(Dataset items)
————
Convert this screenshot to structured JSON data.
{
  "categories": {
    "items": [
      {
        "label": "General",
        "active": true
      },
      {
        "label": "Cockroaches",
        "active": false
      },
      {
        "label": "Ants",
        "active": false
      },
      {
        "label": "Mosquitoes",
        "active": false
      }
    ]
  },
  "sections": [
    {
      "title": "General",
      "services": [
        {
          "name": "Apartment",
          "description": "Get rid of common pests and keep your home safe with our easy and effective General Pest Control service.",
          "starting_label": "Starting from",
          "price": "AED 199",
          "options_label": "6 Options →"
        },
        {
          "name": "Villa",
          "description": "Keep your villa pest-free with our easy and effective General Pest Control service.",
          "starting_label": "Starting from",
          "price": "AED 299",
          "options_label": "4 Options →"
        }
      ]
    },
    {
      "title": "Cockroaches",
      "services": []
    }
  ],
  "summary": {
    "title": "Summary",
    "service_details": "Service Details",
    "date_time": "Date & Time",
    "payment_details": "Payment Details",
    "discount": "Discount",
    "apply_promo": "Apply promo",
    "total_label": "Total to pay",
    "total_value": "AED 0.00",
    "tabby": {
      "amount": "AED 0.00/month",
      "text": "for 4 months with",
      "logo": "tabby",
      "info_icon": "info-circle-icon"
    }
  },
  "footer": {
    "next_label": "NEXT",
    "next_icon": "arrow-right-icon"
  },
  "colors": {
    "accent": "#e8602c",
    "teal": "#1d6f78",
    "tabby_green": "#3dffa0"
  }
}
————
[Task instructions]
Determine the number of lines in these entries that contain the word "with", and write only that number.

[The response]
3